** Begin Input data **

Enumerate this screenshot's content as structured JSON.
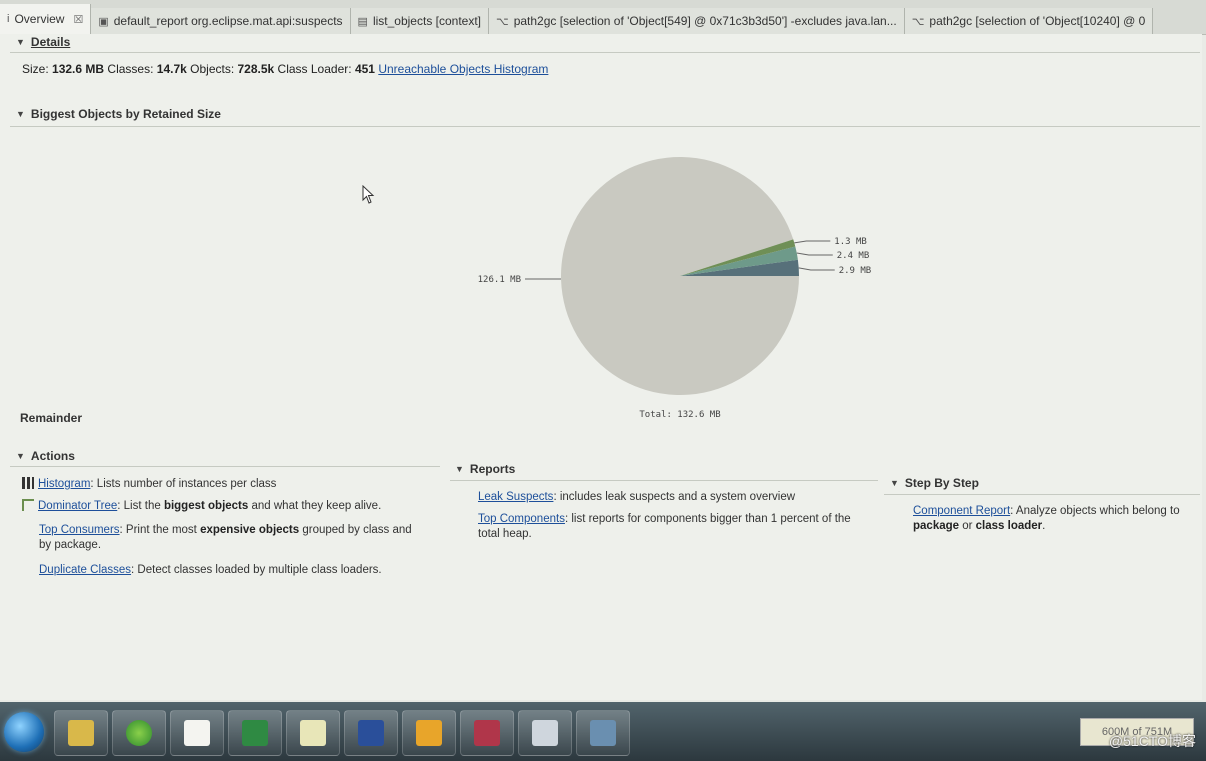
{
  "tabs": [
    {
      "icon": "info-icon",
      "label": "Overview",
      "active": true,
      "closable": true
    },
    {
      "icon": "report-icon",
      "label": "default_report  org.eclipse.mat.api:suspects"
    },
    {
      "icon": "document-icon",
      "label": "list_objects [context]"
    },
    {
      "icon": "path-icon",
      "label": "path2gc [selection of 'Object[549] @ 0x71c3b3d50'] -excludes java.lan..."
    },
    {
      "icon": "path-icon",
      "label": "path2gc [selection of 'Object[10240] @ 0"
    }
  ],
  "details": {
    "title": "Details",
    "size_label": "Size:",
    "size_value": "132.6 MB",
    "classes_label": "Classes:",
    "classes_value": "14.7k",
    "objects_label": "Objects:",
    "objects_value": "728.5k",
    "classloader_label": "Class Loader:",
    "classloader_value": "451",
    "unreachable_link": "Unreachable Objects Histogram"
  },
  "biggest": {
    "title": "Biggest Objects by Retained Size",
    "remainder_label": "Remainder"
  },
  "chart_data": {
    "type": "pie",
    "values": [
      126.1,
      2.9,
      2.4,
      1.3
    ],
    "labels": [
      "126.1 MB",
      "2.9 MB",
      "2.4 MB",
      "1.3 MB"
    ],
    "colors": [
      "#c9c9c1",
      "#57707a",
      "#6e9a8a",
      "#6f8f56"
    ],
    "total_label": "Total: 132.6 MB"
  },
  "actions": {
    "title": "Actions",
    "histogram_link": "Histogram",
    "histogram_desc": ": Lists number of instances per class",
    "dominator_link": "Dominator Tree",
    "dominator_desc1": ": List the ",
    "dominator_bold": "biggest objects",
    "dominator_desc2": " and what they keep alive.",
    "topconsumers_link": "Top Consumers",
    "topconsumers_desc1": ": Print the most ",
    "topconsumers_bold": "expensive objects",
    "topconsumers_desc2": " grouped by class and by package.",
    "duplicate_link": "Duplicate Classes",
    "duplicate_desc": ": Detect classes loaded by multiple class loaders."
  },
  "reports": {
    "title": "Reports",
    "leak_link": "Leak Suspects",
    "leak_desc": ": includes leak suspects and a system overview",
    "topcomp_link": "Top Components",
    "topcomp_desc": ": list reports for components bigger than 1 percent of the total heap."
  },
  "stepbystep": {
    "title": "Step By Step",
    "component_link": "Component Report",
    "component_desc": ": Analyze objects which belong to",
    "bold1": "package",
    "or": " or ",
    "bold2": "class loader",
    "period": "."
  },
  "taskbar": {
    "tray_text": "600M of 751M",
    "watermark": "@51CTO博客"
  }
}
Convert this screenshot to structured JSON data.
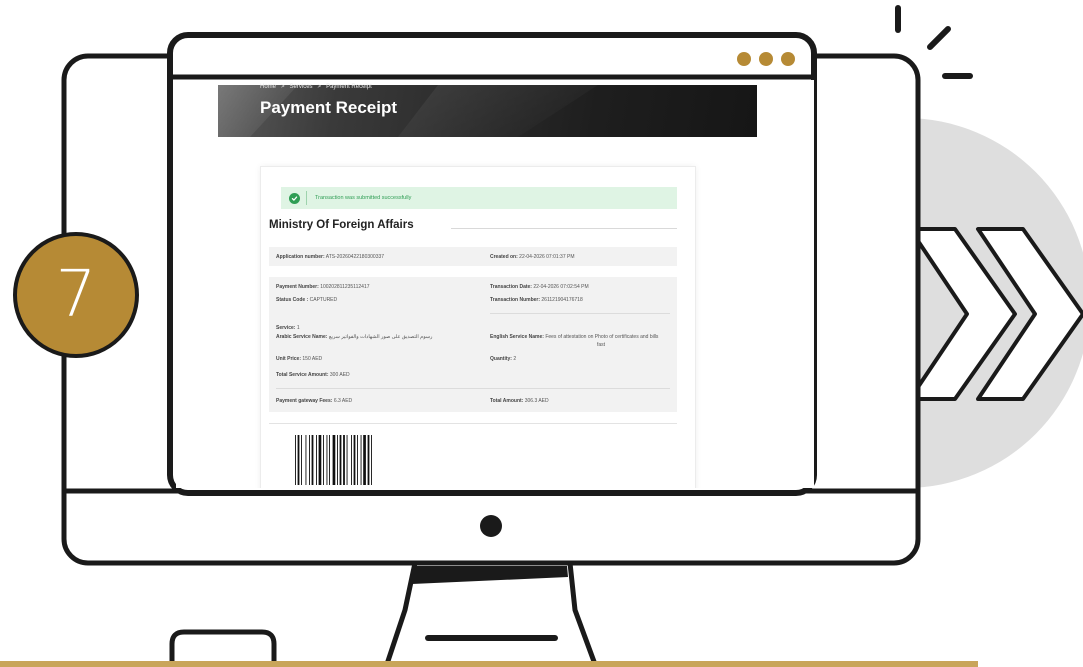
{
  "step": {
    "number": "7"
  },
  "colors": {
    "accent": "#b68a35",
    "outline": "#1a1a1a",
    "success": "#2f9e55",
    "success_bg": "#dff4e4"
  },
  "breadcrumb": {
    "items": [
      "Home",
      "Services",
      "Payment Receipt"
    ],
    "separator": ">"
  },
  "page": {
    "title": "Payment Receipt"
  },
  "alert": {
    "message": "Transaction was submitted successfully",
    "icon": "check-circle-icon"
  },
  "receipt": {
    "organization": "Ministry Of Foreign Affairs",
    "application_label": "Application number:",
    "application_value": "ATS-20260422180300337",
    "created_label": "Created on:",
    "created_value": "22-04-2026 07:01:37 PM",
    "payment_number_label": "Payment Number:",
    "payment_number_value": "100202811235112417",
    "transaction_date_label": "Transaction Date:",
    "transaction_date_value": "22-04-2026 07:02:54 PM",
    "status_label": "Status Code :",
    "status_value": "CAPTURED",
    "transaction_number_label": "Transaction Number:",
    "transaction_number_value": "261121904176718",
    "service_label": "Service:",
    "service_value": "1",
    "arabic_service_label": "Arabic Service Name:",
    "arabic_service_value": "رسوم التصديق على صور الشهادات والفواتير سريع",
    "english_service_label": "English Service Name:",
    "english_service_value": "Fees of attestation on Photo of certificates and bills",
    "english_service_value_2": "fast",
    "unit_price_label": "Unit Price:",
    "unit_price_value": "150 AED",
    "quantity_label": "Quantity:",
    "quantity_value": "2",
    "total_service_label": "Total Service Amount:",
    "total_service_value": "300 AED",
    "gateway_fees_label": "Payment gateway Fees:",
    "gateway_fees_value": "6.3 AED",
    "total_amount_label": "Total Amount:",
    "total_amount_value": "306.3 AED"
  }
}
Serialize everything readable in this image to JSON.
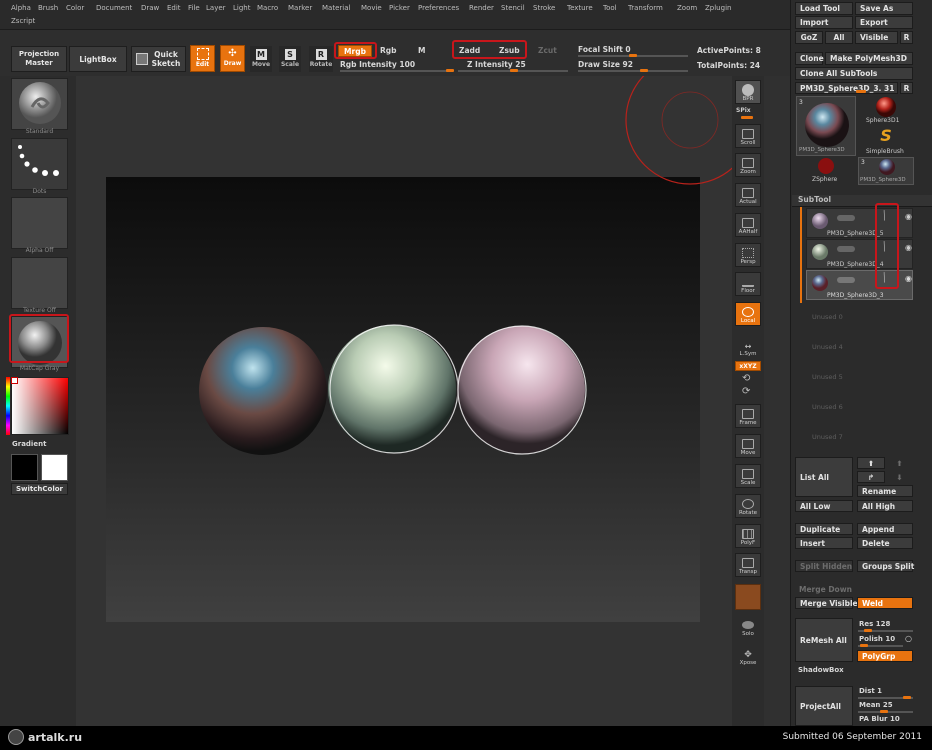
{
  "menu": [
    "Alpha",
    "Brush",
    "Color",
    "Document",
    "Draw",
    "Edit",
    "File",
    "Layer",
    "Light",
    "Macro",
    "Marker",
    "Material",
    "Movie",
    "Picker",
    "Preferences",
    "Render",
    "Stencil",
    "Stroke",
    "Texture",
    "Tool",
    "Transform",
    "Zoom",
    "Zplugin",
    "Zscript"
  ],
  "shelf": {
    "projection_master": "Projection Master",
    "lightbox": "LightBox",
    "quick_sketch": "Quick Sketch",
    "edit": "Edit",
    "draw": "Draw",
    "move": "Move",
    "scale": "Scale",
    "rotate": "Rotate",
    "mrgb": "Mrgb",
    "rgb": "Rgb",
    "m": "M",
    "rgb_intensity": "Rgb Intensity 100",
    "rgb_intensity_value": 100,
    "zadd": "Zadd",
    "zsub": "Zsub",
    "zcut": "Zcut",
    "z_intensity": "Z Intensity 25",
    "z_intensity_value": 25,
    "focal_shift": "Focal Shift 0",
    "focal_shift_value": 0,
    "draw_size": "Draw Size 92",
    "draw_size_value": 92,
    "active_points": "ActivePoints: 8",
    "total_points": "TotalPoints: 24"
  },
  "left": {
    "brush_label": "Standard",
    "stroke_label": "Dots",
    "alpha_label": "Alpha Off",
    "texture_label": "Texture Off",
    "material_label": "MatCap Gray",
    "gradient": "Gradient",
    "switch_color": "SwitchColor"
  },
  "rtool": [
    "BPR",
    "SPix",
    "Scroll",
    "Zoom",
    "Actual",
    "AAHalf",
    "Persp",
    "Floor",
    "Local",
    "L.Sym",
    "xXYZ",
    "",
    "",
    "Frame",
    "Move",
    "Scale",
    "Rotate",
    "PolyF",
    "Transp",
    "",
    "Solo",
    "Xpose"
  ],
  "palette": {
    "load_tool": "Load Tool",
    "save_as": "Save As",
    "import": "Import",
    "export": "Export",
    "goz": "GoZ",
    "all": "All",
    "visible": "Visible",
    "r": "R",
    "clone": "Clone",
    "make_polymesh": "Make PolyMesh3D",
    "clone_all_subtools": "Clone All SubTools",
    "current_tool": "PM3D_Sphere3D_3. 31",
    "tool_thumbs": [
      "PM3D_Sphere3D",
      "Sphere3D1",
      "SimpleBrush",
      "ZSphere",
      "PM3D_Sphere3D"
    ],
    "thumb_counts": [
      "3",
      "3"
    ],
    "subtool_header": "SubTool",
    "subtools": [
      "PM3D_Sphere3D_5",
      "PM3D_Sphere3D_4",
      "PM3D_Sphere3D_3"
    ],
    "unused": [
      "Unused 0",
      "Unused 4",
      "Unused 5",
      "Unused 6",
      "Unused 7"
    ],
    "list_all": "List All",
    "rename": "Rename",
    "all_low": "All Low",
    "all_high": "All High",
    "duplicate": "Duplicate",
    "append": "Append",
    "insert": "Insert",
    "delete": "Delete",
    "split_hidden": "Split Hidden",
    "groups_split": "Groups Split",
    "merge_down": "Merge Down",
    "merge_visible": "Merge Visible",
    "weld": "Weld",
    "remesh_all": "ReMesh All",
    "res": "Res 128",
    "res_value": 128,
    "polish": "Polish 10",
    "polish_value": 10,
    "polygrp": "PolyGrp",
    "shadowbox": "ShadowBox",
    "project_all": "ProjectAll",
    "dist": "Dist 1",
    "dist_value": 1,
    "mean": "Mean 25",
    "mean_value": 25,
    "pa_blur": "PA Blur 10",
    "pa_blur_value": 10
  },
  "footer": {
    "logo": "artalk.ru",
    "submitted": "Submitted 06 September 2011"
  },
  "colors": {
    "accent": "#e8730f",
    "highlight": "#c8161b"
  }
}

** End Input data **

Instruction — Show the lines that mention the word "screenshot".

Solution for this exercise —
Enumerate this screenshot's content as structured JSON.
Convert this screenshot to structured JSON data.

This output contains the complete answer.